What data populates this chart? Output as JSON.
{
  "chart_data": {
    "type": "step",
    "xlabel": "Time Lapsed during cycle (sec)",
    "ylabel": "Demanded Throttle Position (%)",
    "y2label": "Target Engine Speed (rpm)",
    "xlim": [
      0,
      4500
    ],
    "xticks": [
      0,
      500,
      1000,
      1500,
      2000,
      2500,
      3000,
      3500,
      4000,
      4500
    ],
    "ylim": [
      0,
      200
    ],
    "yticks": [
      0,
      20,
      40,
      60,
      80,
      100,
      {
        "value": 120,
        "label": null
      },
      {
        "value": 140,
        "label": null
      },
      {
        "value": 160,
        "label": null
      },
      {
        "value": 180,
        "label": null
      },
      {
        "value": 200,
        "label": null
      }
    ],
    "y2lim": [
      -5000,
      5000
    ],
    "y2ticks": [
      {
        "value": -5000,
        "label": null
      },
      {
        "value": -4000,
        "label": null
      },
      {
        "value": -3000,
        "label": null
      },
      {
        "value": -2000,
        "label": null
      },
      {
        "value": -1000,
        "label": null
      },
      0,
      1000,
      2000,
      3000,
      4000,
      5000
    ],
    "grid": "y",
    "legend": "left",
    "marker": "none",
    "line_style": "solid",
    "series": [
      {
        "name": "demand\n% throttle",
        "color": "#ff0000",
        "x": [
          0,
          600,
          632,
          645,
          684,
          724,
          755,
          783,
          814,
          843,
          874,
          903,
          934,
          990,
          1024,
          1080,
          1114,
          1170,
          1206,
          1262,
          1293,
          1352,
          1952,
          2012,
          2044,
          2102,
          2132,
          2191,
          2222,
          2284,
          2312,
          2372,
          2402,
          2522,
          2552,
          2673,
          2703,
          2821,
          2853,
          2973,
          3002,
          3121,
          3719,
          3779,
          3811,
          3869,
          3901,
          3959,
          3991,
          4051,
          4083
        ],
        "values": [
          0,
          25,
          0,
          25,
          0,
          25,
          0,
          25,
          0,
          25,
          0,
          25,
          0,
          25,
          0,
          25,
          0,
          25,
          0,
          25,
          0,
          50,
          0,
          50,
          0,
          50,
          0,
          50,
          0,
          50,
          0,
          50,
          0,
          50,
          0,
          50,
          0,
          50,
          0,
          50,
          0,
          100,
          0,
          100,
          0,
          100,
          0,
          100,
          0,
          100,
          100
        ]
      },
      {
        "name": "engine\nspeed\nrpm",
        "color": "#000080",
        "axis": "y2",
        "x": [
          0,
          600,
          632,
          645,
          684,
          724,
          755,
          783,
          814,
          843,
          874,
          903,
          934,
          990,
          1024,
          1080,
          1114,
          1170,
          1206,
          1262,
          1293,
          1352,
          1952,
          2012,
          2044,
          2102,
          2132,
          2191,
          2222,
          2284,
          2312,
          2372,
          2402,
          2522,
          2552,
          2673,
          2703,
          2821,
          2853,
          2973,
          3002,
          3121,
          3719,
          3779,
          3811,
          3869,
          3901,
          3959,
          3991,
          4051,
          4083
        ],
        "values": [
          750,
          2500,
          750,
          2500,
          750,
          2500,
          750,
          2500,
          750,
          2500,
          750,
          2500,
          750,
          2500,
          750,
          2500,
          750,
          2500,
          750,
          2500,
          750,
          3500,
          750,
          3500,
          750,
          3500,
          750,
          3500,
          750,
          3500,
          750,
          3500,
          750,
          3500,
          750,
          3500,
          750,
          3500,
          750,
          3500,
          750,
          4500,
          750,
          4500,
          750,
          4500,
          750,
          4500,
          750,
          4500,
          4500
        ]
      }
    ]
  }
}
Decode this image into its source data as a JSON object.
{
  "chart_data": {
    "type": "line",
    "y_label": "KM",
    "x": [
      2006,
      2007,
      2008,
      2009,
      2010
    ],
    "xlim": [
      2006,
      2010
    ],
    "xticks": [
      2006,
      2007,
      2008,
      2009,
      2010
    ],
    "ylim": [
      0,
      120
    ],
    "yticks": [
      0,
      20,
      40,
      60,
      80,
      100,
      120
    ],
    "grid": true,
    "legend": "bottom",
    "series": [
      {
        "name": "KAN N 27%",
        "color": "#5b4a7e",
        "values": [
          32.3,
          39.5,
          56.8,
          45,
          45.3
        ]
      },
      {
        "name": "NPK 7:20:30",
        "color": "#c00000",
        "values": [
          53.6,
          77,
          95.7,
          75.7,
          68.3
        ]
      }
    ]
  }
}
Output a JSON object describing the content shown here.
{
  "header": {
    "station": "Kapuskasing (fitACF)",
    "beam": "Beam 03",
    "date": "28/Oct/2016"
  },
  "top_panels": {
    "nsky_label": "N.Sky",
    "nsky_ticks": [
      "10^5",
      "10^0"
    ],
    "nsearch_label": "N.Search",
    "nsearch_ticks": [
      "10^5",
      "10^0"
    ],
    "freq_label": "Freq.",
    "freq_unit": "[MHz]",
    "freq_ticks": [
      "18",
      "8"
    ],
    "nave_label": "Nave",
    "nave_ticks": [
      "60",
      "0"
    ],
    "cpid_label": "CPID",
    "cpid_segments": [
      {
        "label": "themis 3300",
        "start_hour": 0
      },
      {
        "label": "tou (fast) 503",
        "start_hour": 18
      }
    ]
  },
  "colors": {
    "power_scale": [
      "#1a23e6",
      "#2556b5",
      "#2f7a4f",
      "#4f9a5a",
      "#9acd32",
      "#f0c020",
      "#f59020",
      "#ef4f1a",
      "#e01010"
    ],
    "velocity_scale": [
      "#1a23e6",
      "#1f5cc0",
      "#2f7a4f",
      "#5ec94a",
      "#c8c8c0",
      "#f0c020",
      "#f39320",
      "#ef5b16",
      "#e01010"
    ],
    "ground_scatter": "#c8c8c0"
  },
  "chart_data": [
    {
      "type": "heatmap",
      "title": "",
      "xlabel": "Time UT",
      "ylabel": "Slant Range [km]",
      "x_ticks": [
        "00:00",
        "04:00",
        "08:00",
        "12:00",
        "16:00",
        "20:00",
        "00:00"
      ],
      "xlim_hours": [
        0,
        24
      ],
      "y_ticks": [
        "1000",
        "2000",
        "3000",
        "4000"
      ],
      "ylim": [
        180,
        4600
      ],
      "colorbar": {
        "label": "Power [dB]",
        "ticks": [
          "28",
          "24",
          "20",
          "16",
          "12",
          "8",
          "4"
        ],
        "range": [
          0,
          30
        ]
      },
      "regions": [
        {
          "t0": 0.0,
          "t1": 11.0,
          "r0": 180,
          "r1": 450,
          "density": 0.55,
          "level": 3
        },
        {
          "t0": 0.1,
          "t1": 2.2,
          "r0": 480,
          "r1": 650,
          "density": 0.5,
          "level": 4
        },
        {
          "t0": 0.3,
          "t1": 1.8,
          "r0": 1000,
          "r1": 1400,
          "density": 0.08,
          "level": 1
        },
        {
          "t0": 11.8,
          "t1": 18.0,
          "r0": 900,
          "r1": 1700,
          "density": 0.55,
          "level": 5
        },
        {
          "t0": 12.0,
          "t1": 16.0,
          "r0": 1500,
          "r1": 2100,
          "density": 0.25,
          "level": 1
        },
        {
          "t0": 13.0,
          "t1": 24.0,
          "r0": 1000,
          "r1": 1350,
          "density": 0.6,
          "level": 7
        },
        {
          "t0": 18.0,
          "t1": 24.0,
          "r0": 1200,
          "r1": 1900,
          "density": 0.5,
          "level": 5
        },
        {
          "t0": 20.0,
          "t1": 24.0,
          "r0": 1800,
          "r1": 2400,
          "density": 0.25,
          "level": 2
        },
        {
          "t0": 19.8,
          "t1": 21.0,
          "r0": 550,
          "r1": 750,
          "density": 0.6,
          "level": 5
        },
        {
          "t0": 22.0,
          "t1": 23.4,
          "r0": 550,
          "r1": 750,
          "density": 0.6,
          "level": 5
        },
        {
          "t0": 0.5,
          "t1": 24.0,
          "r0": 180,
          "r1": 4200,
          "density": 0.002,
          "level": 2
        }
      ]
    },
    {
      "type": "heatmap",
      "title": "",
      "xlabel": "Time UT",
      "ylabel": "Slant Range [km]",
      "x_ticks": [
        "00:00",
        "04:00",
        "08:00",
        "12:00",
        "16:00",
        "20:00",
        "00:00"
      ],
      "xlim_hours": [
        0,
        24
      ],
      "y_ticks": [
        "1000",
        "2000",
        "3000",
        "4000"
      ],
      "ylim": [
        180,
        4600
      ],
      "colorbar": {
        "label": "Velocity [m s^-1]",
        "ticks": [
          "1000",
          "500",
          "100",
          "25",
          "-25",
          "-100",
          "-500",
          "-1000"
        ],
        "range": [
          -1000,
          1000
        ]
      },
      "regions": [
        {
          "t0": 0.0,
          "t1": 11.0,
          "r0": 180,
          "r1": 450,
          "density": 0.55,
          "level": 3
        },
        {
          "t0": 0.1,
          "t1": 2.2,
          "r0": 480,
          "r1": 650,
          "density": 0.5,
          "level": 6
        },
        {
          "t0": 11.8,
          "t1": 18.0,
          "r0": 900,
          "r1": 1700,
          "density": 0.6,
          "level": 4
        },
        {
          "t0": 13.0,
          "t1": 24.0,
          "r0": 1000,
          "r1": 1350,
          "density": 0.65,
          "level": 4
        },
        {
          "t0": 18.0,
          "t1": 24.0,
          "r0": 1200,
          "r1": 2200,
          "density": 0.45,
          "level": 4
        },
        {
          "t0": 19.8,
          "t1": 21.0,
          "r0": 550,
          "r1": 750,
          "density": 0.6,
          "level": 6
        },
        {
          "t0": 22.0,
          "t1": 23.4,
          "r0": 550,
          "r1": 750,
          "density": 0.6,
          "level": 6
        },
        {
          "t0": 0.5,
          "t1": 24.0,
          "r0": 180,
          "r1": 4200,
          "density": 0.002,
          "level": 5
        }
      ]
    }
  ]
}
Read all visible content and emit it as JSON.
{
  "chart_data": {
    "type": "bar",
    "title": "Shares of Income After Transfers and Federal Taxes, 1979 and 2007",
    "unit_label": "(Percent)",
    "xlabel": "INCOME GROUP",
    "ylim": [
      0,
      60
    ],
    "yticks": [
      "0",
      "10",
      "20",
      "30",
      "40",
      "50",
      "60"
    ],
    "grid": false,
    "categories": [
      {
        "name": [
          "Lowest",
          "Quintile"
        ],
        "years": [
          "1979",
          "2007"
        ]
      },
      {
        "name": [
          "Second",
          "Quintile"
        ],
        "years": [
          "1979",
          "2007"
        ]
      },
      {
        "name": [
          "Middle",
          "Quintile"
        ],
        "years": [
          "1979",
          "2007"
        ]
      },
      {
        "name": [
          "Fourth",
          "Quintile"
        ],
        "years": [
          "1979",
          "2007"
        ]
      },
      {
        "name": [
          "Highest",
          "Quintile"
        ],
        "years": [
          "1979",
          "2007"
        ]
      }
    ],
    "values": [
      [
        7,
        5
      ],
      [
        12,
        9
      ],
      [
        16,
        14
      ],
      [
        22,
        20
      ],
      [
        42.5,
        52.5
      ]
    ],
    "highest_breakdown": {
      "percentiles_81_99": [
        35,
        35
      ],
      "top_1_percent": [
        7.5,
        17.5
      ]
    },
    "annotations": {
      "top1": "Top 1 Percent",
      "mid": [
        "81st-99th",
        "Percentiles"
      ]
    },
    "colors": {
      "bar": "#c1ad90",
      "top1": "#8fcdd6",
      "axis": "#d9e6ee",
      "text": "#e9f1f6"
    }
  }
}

* Required work
Look through the listing above. Pick out each line with "Output" and copy it.

* Solution to this exercise
What data populates this chart? Output as JSON.
Output a JSON object describing the content shown here.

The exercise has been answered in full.